EXERCISE INSTRUCTIONS >>
All of the records below should be retyped exactly, with no pictures included.

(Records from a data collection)
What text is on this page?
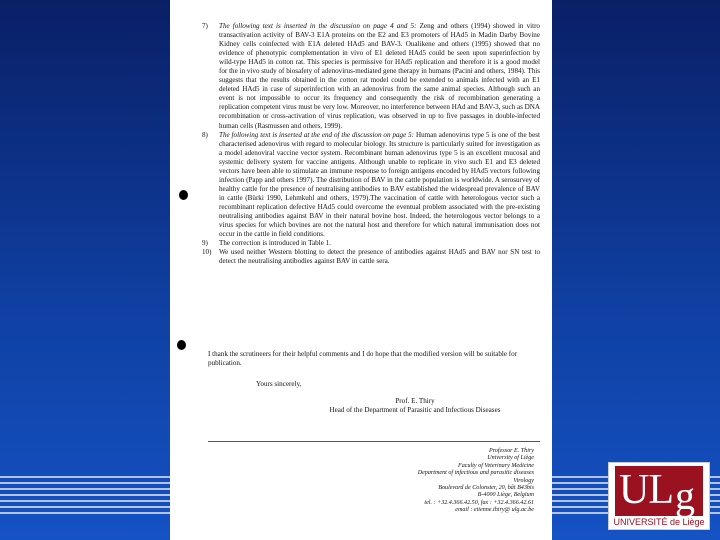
7) The following text is inserted in the discussion on page 4 and 5: Zeng and others (1994) showed in vitro transactivation activity of BAV-3 E1A proteins on the E2 and E3 promoters of HAd5 in Madin Darby Bovine Kidney cells coinfected with E1A deleted HAd5 and BAV-3. Oualikene and others (1995) showed that no evidence of phenotypic complementation in vivo of E1 deleted HAd5 could be seen upon superinfection by wild-type HAd5 in cotton rat. This species is permissive for HAd5 replication and therefore it is a good model for the in vivo study of biosafety of adenovirus-mediated gene therapy in humans (Pacini and others, 1984). This suggests that the results obtained in the cotton rat model could be extended to animals infected with an E1 deleted HAd5 in case of superinfection with an adenovirus from the same animal species. Although such an event is not impossible to occur its frequency and consequently the risk of recombination generating a replication competent virus must be very low. Moreover, no interference between HAd and BAV-3, such as DNA recombination or cross-activation of virus replication, was observed in up to five passages in double-infected human cells (Rasmussen and others, 1999).
8) The following text is inserted at the end of the discussion on page 5: Human adenovirus type 5 is one of the best characterised adenovirus with regard to molecular biology. Its structure is particularly suited for investigation as a model adenoviral vaccine vector system. Recombinant human adenovirus type 5 is an excellent mucosal and systemic delivery system for vaccine antigens. Although unable to replicate in vivo such E1 and E3 deleted vectors have been able to stimulate an immune response to foreign antigens encoded by HAd5 vectors following infection (Papp and others 1997). The distribution of BAV in the cattle population is worldwide. A serosurvey of healthy cattle for the presence of neutralising antibodies to BAV established the widespread prevalence of BAV in cattle (Bürki 1990, Lehmkuhl and others, 1979).The vaccination of cattle with heterologous vector such a recombinant replication defective HAd5 could overcome the eventual problem associated with the pre-existing neutralising antibodies against BAV in their natural bovine host. Indeed, the heterologous vector belongs to a virus species for which bovines are not the natural host and therefore for which natural immunisation does not occur in the cattle in field conditions.
9) The correction is introduced in Table 1.
10) We used neither Western blotting to detect the presence of antibodies against HAd5 and BAV nor SN test to detect the neutralising antibodies against BAV in cattle sera.
I thank the scrutineers for their helpful comments and I do hope that the modified version will be suitable for publication.
Yours sincerely,
Prof. E. Thiry
Head of the Department of Parasitic and Infectious Diseases
Professor E. Thiry
University of Liège
Faculty of Veterinary Medicine
Department of infectious and parasitic diseases
Virology
Boulevard de Colonster, 20, bât B43bis
B-4000 Liège, Belgium
tel. : +32.4.366.42.50, fax : +32.4.366.42.61
email : etienne.thiry@ ulg.ac.be ULg
UNIVERSITÉ de Liège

RESPONSE TO THIS EXERCISE >>
What text is on this page?
7) The following text is inserted in the discussion on page 4 and 5: Zeng and others (1994) showed in vitro transactivation activity of BAV-3 E1A proteins on the E2 and E3 promoters of HAd5 in Madin Darby Bovine Kidney cells coinfected with E1A deleted HAd5 and BAV-3. Oualikene and others (1995) showed that no evidence of phenotypic complementation in vivo of E1 deleted HAd5 could be seen upon superinfection by wild-type HAd5 in cotton rat. This species is permissive for HAd5 replication and therefore it is a good model for the in vivo study of biosafety of adenovirus-mediated gene therapy in humans (Pacini and others, 1984). This suggests that the results obtained in the cotton rat model could be extended to animals infected with an E1 deleted HAd5 in case of superinfection with an adenovirus from the same animal species. Although such an event is not impossible to occur its frequency and consequently the risk of recombination generating a replication competent virus must be very low. Moreover, no interference between HAd and BAV-3, such as DNA recombination or cross-activation of virus replication, was observed in up to five passages in double-infected human cells (Rasmussen and others, 1999).
8) The following text is inserted at the end of the discussion on page 5: Human adenovirus type 5 is one of the best characterised adenovirus with regard to molecular biology. Its structure is particularly suited for investigation as a model adenoviral vaccine vector system. Recombinant human adenovirus type 5 is an excellent mucosal and systemic delivery system for vaccine antigens. Although unable to replicate in vivo such E1 and E3 deleted vectors have been able to stimulate an immune response to foreign antigens encoded by HAd5 vectors following infection (Papp and others 1997). The distribution of BAV in the cattle population is worldwide. A serosurvey of healthy cattle for the presence of neutralising antibodies to BAV established the widespread prevalence of BAV in cattle (Bürki 1990, Lehmkuhl and others, 1979).The vaccination of cattle with heterologous vector such a recombinant replication defective HAd5 could overcome the eventual problem associated with the pre-existing neutralising antibodies against BAV in their natural bovine host. Indeed, the heterologous vector belongs to a virus species for which bovines are not the natural host and therefore for which natural immunisation does not occur in the cattle in field conditions.
9) The correction is introduced in Table 1.
10) We used neither Western blotting to detect the presence of antibodies against HAd5 and BAV nor SN test to detect the neutralising antibodies against BAV in cattle sera.
I thank the scrutineers for their helpful comments and I do hope that the modified version will be suitable for publication.
Yours sincerely,
Prof. E. Thiry
Head of the Department of Parasitic and Infectious Diseases
Professor E. Thiry
University of Liège
Faculty of Veterinary Medicine
Department of infectious and parasitic diseases
Virology
Boulevard de Colonster, 20, bât B43bis
B-4000 Liège, Belgium
tel. : +32.4.366.42.50, fax : +32.4.366.42.61
email : etienne.thiry@ ulg.ac.be ULg
UNIVERSITÉ de Liège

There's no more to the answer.